> _Exercise prompt_
Please copy the records word for word, starting at the line that contains "Patent image size: (611, 663)." and ending at the line that contains "The transmission oil G is at (319, 342).".

> _Task data_
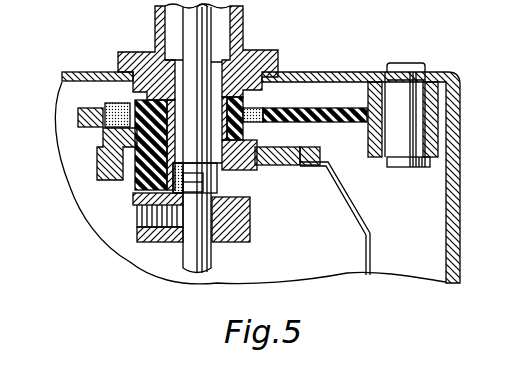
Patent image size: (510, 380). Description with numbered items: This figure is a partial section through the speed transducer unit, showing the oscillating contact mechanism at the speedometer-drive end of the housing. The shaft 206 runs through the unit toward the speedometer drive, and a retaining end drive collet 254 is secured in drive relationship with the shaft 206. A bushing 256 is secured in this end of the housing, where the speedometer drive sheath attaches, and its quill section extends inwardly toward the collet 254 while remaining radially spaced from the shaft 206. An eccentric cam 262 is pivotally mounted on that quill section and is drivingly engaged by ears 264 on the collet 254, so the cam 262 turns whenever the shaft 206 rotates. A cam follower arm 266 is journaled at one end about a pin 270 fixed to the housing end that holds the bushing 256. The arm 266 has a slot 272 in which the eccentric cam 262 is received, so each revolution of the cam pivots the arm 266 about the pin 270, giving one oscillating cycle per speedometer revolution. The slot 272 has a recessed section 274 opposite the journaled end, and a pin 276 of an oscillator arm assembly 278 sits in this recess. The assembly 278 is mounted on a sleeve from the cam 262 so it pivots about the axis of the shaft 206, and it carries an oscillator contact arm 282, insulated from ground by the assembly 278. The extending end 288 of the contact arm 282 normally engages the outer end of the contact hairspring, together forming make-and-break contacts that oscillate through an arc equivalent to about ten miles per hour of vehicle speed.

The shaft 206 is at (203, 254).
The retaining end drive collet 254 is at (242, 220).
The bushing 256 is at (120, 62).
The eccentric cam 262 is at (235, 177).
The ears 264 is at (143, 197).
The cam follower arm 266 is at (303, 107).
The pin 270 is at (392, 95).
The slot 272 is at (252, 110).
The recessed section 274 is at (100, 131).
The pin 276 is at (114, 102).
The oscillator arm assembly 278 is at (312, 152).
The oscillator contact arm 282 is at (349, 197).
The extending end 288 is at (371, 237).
--
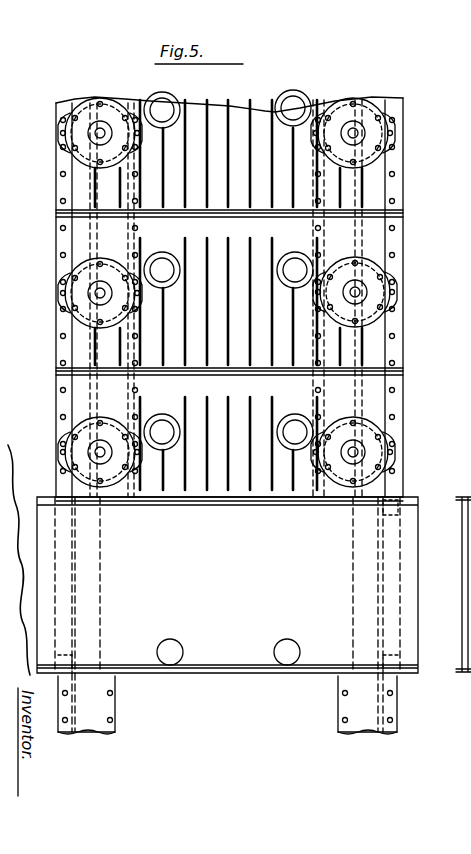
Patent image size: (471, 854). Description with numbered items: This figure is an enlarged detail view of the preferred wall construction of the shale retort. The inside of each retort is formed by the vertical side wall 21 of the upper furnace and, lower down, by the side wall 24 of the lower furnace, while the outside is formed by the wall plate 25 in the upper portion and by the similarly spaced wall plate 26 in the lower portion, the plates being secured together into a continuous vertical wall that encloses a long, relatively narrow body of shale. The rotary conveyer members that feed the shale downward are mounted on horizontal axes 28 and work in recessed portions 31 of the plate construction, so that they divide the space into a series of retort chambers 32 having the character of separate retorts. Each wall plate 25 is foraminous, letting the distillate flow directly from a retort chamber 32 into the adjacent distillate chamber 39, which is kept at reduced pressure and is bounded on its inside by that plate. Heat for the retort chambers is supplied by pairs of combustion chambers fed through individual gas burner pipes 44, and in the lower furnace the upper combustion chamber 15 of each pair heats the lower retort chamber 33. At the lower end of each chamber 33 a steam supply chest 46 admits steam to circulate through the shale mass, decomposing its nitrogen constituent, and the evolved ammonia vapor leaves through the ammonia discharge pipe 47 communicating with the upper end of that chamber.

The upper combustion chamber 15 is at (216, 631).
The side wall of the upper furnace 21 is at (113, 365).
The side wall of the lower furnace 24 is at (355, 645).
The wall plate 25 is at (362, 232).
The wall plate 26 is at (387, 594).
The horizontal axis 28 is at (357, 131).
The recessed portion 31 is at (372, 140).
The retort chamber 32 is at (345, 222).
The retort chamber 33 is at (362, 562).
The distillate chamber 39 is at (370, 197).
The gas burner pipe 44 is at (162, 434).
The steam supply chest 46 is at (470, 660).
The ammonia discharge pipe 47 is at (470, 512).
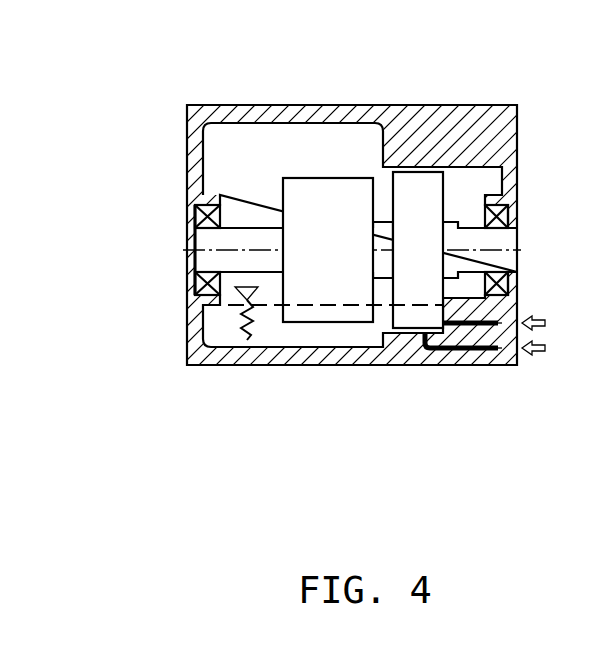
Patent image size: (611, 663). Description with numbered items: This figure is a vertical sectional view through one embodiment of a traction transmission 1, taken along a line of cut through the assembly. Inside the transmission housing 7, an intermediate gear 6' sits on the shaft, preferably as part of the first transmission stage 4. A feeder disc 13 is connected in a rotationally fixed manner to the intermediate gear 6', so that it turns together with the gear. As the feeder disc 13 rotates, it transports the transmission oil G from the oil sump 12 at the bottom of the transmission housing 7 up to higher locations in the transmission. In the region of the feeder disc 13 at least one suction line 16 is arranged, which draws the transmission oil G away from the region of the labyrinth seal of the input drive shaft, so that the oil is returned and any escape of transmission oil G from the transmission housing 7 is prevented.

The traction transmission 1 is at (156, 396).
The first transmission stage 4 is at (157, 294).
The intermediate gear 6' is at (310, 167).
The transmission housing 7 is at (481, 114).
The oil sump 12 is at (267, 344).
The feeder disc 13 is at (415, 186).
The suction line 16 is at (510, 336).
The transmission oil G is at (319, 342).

> _Reply_
Patent image size: (611, 663). Description with numbered items: This figure is a vertical sectional view through one embodiment of a traction transmission 1, taken along a line of cut through the assembly. Inside the transmission housing 7, an intermediate gear 6' sits on the shaft, preferably as part of the first transmission stage 4. A feeder disc 13 is connected in a rotationally fixed manner to the intermediate gear 6', so that it turns together with the gear. As the feeder disc 13 rotates, it transports the transmission oil G from the oil sump 12 at the bottom of the transmission housing 7 up to higher locations in the transmission. In the region of the feeder disc 13 at least one suction line 16 is arranged, which draws the transmission oil G away from the region of the labyrinth seal of the input drive shaft, so that the oil is returned and any escape of transmission oil G from the transmission housing 7 is prevented.

The traction transmission 1 is at (156, 396).
The first transmission stage 4 is at (157, 294).
The intermediate gear 6' is at (310, 167).
The transmission housing 7 is at (481, 114).
The oil sump 12 is at (267, 344).
The feeder disc 13 is at (415, 186).
The suction line 16 is at (510, 336).
The transmission oil G is at (319, 342).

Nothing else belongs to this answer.